Exercise directions
Return a copy of each line that holds the string "JSON".

Excerpts from a figure dataset:
◆ ◆ ◆

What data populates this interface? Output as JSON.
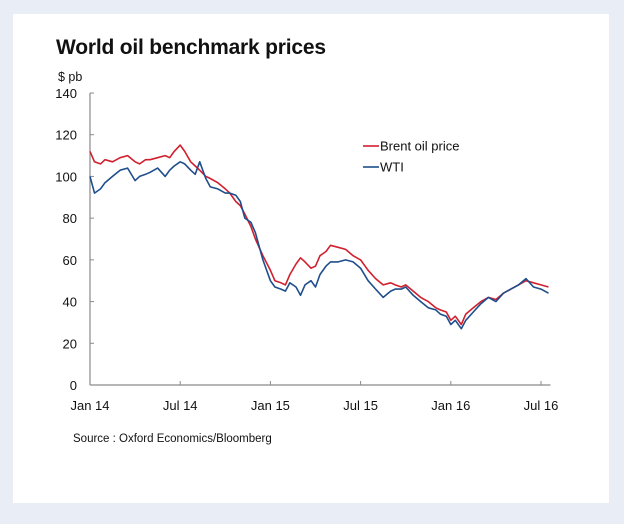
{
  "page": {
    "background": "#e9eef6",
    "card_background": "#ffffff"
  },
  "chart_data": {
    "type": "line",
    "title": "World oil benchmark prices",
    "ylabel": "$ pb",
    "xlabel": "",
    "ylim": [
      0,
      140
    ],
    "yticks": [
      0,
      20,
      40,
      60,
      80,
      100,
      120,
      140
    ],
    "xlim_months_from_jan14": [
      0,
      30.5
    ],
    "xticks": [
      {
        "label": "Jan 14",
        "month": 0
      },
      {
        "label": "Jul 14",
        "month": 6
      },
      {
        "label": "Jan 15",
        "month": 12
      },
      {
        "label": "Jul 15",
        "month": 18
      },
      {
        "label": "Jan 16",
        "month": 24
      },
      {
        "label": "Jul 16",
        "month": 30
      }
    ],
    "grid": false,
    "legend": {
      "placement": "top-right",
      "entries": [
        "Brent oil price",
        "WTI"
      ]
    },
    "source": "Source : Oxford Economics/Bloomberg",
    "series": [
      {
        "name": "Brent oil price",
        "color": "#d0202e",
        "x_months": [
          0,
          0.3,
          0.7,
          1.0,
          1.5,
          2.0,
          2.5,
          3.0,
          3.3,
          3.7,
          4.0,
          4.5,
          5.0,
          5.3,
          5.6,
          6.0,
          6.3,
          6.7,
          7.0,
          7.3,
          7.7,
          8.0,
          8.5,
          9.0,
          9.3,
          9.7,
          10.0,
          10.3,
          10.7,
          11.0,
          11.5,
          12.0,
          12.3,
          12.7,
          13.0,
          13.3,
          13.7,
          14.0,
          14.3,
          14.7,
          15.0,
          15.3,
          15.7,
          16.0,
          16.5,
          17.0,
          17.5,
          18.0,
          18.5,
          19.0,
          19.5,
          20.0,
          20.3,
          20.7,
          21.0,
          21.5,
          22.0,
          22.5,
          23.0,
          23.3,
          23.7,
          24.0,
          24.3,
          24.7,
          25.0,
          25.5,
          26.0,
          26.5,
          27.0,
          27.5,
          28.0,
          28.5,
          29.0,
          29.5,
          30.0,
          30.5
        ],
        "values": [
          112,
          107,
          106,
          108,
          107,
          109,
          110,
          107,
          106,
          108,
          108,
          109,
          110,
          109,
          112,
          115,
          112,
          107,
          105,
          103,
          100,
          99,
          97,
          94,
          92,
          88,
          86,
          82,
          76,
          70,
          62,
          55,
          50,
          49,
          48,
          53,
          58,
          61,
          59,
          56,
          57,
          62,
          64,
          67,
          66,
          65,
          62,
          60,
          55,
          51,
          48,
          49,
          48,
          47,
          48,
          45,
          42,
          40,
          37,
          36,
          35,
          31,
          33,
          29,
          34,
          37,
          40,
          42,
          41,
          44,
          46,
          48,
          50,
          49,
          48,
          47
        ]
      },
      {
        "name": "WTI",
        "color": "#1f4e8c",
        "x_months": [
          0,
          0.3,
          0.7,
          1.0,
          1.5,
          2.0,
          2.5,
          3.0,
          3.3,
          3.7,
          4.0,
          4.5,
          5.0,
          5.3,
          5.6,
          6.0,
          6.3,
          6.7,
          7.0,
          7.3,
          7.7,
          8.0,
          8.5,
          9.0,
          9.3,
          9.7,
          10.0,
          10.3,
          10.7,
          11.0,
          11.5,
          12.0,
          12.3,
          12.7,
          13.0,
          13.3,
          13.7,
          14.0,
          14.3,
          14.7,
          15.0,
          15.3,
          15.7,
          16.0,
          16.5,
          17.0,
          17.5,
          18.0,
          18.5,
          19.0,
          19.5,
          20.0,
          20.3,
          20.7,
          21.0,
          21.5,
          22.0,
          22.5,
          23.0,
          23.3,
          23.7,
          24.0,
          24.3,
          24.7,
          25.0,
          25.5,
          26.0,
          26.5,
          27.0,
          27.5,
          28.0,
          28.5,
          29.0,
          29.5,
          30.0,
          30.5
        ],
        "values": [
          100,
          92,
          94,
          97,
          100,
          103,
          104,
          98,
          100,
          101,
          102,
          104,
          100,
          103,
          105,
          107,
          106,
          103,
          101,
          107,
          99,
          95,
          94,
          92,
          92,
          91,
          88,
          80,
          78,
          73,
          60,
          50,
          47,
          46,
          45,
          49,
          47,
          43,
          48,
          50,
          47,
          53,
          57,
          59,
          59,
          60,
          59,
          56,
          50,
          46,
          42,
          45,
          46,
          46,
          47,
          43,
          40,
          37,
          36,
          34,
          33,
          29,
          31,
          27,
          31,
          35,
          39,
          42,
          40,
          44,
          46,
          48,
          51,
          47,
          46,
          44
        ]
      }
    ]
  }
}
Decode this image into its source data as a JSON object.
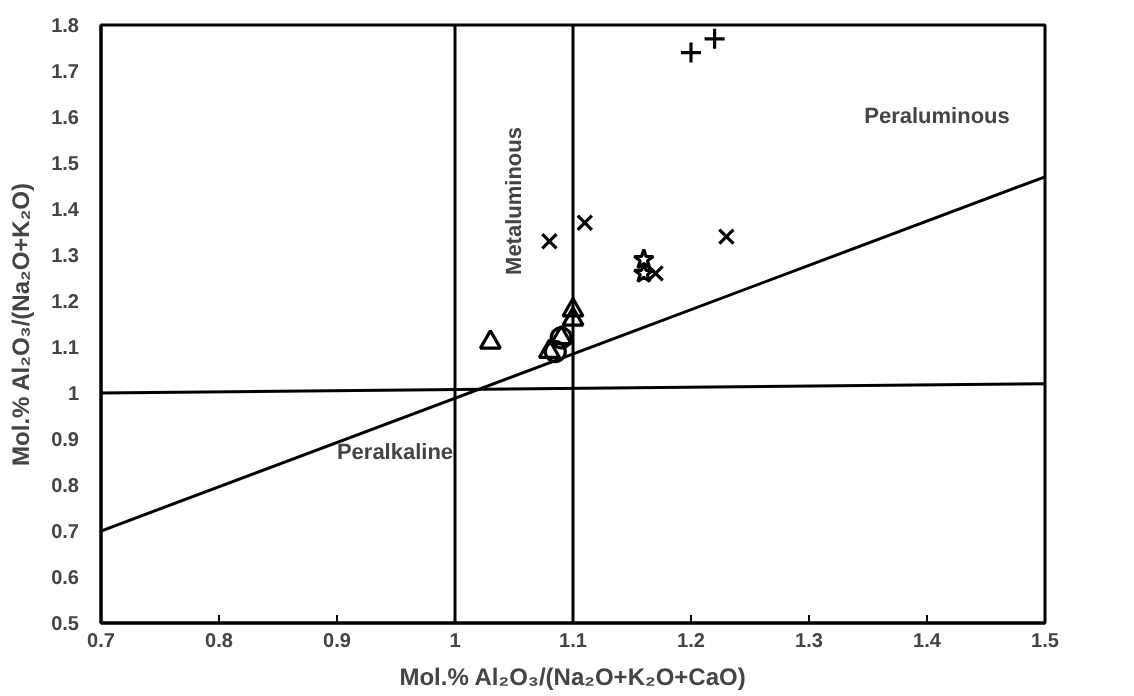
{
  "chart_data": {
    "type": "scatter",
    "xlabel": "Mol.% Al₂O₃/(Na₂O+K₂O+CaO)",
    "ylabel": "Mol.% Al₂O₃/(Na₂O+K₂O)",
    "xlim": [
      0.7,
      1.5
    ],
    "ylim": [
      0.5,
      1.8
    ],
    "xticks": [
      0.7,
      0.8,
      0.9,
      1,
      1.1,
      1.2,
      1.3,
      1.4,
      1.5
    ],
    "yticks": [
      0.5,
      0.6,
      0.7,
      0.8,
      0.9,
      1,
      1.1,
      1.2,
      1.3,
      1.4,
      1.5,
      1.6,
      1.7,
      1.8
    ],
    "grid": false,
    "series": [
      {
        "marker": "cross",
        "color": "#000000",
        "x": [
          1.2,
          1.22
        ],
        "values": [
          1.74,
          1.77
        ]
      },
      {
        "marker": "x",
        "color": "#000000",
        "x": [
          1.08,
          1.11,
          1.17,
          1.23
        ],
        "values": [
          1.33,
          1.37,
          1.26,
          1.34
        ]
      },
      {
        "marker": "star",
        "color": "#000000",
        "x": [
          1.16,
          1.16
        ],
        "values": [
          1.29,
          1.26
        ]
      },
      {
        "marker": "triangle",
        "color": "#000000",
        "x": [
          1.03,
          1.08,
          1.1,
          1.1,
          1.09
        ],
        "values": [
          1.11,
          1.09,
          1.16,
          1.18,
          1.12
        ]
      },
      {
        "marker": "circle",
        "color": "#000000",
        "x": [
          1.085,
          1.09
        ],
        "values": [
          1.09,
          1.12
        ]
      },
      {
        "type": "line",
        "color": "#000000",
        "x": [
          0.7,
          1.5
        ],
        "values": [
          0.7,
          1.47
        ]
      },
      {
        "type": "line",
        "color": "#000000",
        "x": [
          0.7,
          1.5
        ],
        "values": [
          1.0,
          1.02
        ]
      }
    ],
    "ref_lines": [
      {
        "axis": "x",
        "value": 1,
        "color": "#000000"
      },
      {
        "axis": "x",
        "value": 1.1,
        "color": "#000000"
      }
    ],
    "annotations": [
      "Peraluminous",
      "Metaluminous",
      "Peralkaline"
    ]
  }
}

◆ ◆ ◆

Finished task
What data populates this interface? Output as JSON.
Decode this image into its source data as a JSON object.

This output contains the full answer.